Task brief -
Your task is to output the data exactly as it stands.

Entries supplied -
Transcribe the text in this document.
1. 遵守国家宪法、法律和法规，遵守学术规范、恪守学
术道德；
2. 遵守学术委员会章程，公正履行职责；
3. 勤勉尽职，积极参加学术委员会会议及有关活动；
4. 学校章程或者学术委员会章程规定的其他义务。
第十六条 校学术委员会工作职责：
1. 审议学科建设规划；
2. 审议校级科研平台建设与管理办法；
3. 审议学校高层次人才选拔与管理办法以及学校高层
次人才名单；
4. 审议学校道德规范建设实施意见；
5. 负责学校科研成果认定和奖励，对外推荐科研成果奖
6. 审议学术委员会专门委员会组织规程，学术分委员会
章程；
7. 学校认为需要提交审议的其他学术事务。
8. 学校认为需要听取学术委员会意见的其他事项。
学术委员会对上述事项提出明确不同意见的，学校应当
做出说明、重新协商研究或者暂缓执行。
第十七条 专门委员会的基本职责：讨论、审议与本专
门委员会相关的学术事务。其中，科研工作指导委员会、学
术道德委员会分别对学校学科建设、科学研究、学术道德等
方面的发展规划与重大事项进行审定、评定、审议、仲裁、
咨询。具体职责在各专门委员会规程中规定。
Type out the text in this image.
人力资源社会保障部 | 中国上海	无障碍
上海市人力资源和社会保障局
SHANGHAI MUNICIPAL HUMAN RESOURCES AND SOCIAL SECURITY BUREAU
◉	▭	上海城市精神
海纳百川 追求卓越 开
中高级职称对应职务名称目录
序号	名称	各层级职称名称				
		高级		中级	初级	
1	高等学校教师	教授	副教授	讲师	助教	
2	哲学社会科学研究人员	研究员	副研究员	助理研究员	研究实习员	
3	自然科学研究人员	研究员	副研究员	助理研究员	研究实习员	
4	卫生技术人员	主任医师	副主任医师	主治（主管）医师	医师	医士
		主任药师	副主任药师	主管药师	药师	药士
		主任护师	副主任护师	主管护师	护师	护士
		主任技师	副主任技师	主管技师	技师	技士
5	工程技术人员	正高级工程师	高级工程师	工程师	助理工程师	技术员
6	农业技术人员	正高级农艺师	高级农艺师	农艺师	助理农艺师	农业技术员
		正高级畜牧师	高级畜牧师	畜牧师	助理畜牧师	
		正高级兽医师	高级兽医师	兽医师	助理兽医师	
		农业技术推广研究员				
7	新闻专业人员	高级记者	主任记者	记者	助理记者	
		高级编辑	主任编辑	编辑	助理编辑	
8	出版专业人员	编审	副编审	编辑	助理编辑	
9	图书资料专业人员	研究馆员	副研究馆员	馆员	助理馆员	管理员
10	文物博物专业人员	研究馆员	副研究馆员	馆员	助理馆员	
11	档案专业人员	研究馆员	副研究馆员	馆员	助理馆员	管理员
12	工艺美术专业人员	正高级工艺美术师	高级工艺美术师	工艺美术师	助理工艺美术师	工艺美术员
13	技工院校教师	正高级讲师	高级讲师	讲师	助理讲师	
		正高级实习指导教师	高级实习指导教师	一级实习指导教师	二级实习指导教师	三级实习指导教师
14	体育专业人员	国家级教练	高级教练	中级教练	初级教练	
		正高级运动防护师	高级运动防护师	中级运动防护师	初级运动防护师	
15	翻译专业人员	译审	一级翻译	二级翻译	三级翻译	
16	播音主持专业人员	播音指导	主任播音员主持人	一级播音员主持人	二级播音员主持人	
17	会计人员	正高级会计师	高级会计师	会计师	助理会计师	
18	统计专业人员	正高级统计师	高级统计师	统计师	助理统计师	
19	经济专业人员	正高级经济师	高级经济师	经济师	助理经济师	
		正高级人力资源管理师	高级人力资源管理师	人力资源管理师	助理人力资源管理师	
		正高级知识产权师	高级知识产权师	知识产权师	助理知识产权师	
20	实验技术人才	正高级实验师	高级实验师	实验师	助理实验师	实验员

Response to this task -
Transcribe the text in this document.
1. 遵守国家宪法、法律和法规，遵守学术规范、恪守学
术道德；
2. 遵守学术委员会章程，公正履行职责；
3. 勤勉尽职，积极参加学术委员会会议及有关活动；
4. 学校章程或者学术委员会章程规定的其他义务。
第十六条 校学术委员会工作职责：
1. 审议学科建设规划；
2. 审议校级科研平台建设与管理办法；
3. 审议学校高层次人才选拔与管理办法以及学校高层
次人才名单；
4. 审议学校道德规范建设实施意见；
5. 负责学校科研成果认定和奖励，对外推荐科研成果奖
6. 审议学术委员会专门委员会组织规程，学术分委员会
章程；
7. 学校认为需要提交审议的其他学术事务。
8. 学校认为需要听取学术委员会意见的其他事项。
学术委员会对上述事项提出明确不同意见的，学校应当
做出说明、重新协商研究或者暂缓执行。
第十七条 专门委员会的基本职责：讨论、审议与本专
门委员会相关的学术事务。其中，科研工作指导委员会、学
术道德委员会分别对学校学科建设、科学研究、学术道德等
方面的发展规划与重大事项进行审定、评定、审议、仲裁、
咨询。具体职责在各专门委员会规程中规定。
Type out the text in this image.
人力资源社会保障部 | 中国上海	无障碍
上海市人力资源和社会保障局
SHANGHAI MUNICIPAL HUMAN RESOURCES AND SOCIAL SECURITY BUREAU
◉	▭	上海城市精神
海纳百川 追求卓越 开
中高级职称对应职务名称目录
序号	名称	各层级职称名称				
		高级		中级	初级	
1	高等学校教师	教授	副教授	讲师	助教	
2	哲学社会科学研究人员	研究员	副研究员	助理研究员	研究实习员	
3	自然科学研究人员	研究员	副研究员	助理研究员	研究实习员	
4	卫生技术人员	主任医师	副主任医师	主治（主管）医师	医师	医士
		主任药师	副主任药师	主管药师	药师	药士
		主任护师	副主任护师	主管护师	护师	护士
		主任技师	副主任技师	主管技师	技师	技士
5	工程技术人员	正高级工程师	高级工程师	工程师	助理工程师	技术员
6	农业技术人员	正高级农艺师	高级农艺师	农艺师	助理农艺师	农业技术员
		正高级畜牧师	高级畜牧师	畜牧师	助理畜牧师	
		正高级兽医师	高级兽医师	兽医师	助理兽医师	
		农业技术推广研究员				
7	新闻专业人员	高级记者	主任记者	记者	助理记者	
		高级编辑	主任编辑	编辑	助理编辑	
8	出版专业人员	编审	副编审	编辑	助理编辑	
9	图书资料专业人员	研究馆员	副研究馆员	馆员	助理馆员	管理员
10	文物博物专业人员	研究馆员	副研究馆员	馆员	助理馆员	
11	档案专业人员	研究馆员	副研究馆员	馆员	助理馆员	管理员
12	工艺美术专业人员	正高级工艺美术师	高级工艺美术师	工艺美术师	助理工艺美术师	工艺美术员
13	技工院校教师	正高级讲师	高级讲师	讲师	助理讲师	
		正高级实习指导教师	高级实习指导教师	一级实习指导教师	二级实习指导教师	三级实习指导教师
14	体育专业人员	国家级教练	高级教练	中级教练	初级教练	
		正高级运动防护师	高级运动防护师	中级运动防护师	初级运动防护师	
15	翻译专业人员	译审	一级翻译	二级翻译	三级翻译	
16	播音主持专业人员	播音指导	主任播音员主持人	一级播音员主持人	二级播音员主持人	
17	会计人员	正高级会计师	高级会计师	会计师	助理会计师	
18	统计专业人员	正高级统计师	高级统计师	统计师	助理统计师	
19	经济专业人员	正高级经济师	高级经济师	经济师	助理经济师	
		正高级人力资源管理师	高级人力资源管理师	人力资源管理师	助理人力资源管理师	
		正高级知识产权师	高级知识产权师	知识产权师	助理知识产权师	
20	实验技术人才	正高级实验师	高级实验师	实验师	助理实验师	实验员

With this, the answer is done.